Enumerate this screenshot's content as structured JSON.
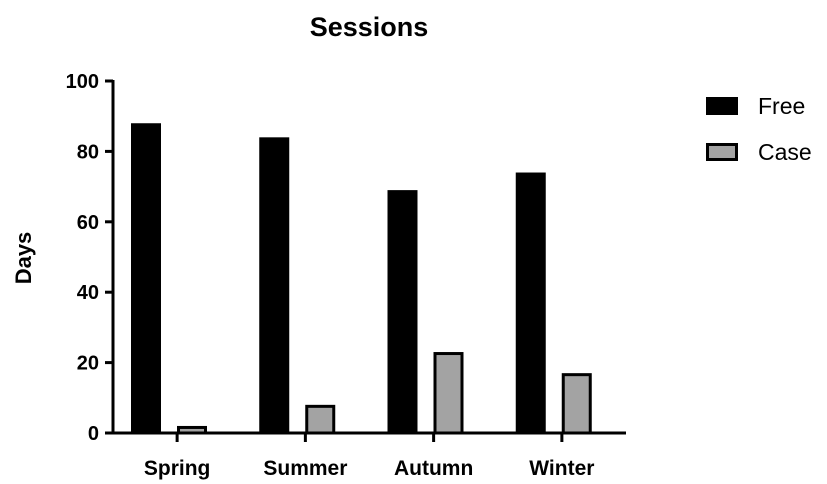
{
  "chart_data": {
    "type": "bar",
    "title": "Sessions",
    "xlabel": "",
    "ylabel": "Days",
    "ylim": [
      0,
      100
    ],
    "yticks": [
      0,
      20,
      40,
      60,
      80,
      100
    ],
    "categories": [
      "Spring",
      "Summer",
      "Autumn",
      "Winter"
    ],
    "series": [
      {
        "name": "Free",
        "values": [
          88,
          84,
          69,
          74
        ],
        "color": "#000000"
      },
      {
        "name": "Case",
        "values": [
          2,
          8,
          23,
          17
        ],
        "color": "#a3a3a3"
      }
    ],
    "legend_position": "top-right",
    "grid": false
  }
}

****************************************

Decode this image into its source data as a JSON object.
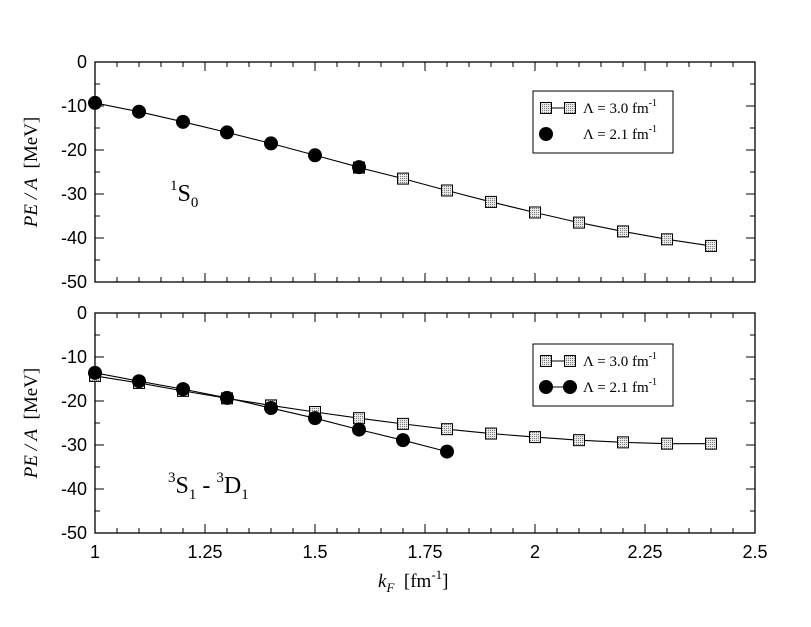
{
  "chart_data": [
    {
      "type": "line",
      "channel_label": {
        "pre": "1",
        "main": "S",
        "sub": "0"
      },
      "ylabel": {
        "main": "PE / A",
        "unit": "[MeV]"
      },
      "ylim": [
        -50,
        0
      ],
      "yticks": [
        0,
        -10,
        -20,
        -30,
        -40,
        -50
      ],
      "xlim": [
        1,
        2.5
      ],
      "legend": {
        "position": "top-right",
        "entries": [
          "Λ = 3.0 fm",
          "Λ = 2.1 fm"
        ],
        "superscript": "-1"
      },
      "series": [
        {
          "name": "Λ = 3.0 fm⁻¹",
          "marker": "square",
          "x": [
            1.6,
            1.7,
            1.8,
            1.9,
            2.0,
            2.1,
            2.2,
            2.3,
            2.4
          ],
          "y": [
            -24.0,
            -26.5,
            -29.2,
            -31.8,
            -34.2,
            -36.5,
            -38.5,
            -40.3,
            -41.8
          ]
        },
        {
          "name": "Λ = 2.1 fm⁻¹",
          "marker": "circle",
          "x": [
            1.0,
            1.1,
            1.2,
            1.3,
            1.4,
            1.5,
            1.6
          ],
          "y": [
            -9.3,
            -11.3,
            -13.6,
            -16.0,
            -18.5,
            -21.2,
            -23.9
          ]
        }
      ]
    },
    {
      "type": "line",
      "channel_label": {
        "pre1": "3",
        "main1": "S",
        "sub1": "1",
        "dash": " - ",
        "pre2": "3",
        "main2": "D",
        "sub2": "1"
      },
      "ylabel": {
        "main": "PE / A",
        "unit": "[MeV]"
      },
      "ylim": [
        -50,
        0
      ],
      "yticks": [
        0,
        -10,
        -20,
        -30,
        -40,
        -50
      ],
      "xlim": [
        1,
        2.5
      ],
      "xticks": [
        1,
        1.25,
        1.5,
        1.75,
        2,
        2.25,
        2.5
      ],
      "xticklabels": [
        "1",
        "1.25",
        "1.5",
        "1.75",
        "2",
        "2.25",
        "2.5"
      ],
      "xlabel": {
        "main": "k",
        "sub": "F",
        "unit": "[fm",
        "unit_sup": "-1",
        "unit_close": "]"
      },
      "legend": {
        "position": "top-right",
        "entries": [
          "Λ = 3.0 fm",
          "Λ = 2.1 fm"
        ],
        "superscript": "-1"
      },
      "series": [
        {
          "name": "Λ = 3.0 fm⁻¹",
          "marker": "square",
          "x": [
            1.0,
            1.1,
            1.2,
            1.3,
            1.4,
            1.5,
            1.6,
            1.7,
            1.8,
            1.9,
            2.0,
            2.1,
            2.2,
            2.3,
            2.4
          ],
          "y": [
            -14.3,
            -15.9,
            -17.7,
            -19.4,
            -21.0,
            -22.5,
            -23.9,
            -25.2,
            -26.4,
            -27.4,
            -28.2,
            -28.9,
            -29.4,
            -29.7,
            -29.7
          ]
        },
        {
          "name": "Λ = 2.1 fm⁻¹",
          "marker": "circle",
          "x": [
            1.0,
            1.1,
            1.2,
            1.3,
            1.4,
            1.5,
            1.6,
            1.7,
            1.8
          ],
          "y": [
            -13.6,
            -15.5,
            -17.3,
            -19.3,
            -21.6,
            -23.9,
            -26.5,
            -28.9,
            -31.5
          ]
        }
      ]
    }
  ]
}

****************************************

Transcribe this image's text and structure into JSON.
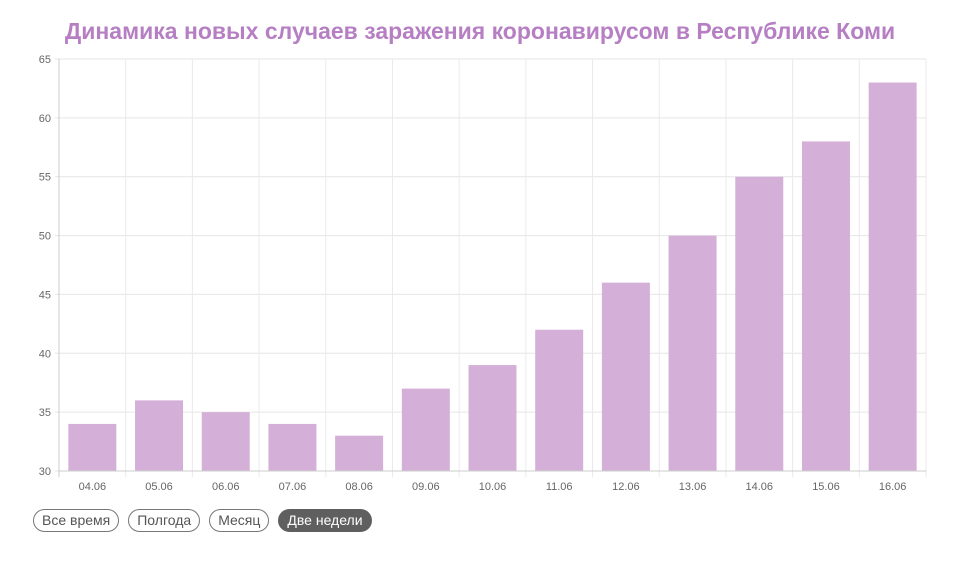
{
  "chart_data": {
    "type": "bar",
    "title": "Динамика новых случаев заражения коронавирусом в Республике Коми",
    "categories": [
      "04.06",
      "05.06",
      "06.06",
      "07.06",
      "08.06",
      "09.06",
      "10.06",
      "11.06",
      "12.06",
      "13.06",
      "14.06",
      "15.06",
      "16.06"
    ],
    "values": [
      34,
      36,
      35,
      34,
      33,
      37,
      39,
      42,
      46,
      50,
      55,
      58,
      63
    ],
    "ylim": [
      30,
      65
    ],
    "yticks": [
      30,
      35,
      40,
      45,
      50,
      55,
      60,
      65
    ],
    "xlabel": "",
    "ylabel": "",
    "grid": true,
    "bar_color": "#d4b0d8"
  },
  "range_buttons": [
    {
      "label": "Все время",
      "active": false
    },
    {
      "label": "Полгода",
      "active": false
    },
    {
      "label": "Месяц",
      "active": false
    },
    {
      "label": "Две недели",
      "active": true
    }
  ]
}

****************************************

PROBLEM STATEMENT: Which lines of the data above contain "title"? Copy each one.

EXERCISE OUTPUT:
    "title": "Sessions",
    "title": "Динамика новых случаев заражения коронавирусом в Республике Коми",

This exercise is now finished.